● Task:
Pull out every line in the data that has the string "nTENENCIA" in it.

— START OF Given data —

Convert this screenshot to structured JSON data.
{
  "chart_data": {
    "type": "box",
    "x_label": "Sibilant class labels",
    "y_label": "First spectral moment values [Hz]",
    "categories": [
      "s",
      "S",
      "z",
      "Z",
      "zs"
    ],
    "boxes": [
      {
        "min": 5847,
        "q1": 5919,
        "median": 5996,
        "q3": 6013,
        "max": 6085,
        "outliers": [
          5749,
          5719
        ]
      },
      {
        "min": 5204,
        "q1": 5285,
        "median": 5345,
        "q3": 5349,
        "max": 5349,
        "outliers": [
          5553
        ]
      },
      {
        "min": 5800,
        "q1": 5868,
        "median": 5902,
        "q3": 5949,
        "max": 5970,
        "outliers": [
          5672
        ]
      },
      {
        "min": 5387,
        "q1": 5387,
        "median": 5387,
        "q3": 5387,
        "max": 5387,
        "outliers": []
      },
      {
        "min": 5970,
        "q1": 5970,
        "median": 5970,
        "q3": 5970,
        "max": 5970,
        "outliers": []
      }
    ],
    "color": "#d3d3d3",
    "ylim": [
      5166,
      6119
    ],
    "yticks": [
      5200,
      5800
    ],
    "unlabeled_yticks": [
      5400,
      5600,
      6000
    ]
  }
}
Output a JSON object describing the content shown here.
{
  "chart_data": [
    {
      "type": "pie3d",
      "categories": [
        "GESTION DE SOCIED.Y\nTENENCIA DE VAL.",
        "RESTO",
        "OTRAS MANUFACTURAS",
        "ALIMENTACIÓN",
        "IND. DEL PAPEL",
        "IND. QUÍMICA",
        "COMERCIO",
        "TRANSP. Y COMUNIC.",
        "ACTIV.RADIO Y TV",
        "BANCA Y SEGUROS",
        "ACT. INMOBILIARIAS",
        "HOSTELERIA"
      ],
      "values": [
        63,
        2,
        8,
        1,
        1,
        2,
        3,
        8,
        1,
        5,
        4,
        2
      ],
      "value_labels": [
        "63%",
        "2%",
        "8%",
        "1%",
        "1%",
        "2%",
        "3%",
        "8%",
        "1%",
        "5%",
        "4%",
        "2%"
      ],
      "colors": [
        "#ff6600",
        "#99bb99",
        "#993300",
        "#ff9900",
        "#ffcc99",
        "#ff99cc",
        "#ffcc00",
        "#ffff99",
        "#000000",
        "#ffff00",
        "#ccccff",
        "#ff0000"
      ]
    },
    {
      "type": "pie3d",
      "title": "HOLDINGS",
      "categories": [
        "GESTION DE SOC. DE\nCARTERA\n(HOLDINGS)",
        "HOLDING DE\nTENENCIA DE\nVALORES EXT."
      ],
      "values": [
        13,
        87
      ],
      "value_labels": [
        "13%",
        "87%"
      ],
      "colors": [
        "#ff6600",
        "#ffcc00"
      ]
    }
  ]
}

— END OF Given data —

● Full output:
        "GESTION DE SOCIED.Y\nTENENCIA DE VAL.",
        "HOLDING DE\nTENENCIA DE\nVALORES EXT."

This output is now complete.